* **Problem statement**
Give back the whole listing exactly as written, pictures excluded.

* **Stored data**
○ ○ ○ ○ ○ ○ ○

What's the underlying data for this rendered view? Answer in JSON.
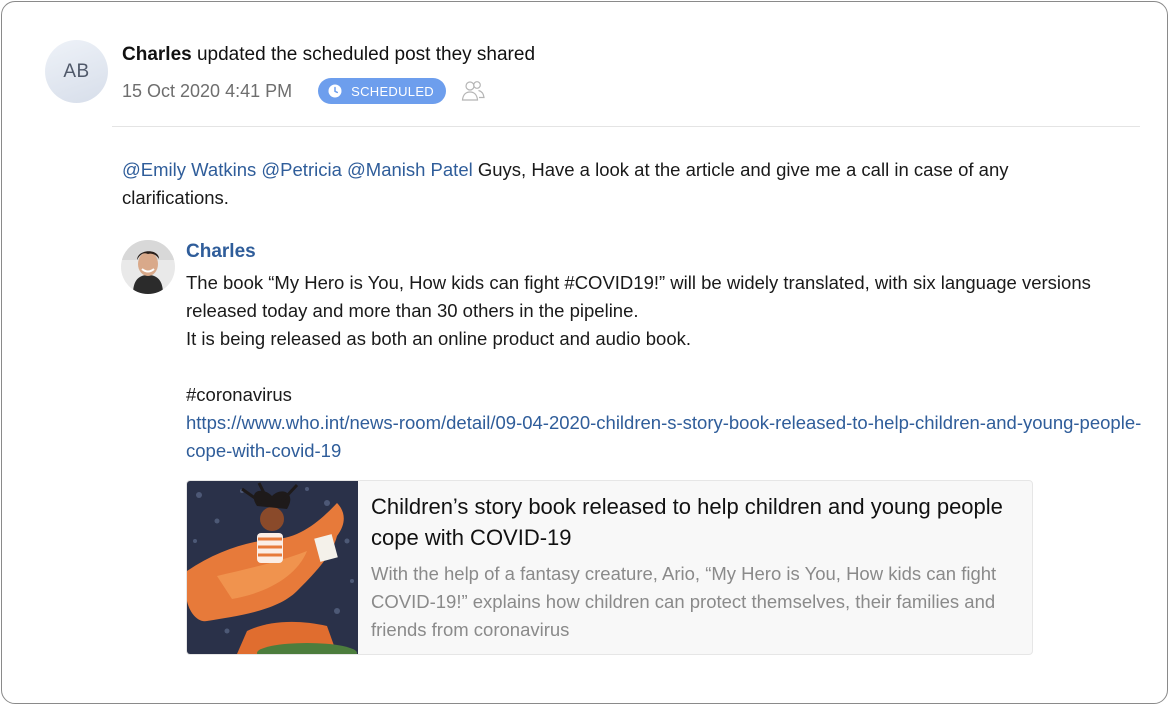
{
  "author": {
    "initials": "AB",
    "name": "Charles",
    "action": "updated the scheduled post they shared"
  },
  "meta": {
    "timestamp": "15 Oct 2020 4:41 PM",
    "status_badge": "SCHEDULED",
    "status_icon": "clock-icon",
    "audience_icon": "people-icon"
  },
  "message": {
    "mentions": [
      "@Emily Watkins",
      "@Petricia",
      "@Manish Patel"
    ],
    "text": "Guys, Have a look at the article and give me a call in case of any clarifications."
  },
  "shared_post": {
    "author_name": "Charles",
    "line1": "The book “My Hero is You, How kids can fight #COVID19!” will be widely translated, with six language versions released today and more than 30 others in the pipeline.",
    "line2": "It is being released as both an online product and audio book.",
    "hashtag": "#coronavirus",
    "link": "https://www.who.int/news-room/detail/09-04-2020-children-s-story-book-released-to-help-children-and-young-people-cope-with-covid-19"
  },
  "link_preview": {
    "title": "Children’s story book released to help children and young people cope with COVID-19",
    "description": "With the help of a fantasy creature, Ario, “My Hero is You, How kids can fight COVID-19!” explains how children can protect themselves, their families and friends from coronavirus"
  },
  "colors": {
    "accent_link": "#2f5d9a",
    "badge_bg": "#6d9eed"
  }
}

○ ○ ○ ○ ○ ○ ○

* **Response area**
What's the underlying data for this rendered view? Answer in JSON.
{
  "author": {
    "initials": "AB",
    "name": "Charles",
    "action": "updated the scheduled post they shared"
  },
  "meta": {
    "timestamp": "15 Oct 2020 4:41 PM",
    "status_badge": "SCHEDULED",
    "status_icon": "clock-icon",
    "audience_icon": "people-icon"
  },
  "message": {
    "mentions": [
      "@Emily Watkins",
      "@Petricia",
      "@Manish Patel"
    ],
    "text": "Guys, Have a look at the article and give me a call in case of any clarifications."
  },
  "shared_post": {
    "author_name": "Charles",
    "line1": "The book “My Hero is You, How kids can fight #COVID19!” will be widely translated, with six language versions released today and more than 30 others in the pipeline.",
    "line2": "It is being released as both an online product and audio book.",
    "hashtag": "#coronavirus",
    "link": "https://www.who.int/news-room/detail/09-04-2020-children-s-story-book-released-to-help-children-and-young-people-cope-with-covid-19"
  },
  "link_preview": {
    "title": "Children’s story book released to help children and young people cope with COVID-19",
    "description": "With the help of a fantasy creature, Ario, “My Hero is You, How kids can fight COVID-19!” explains how children can protect themselves, their families and friends from coronavirus"
  },
  "colors": {
    "accent_link": "#2f5d9a",
    "badge_bg": "#6d9eed"
  }
}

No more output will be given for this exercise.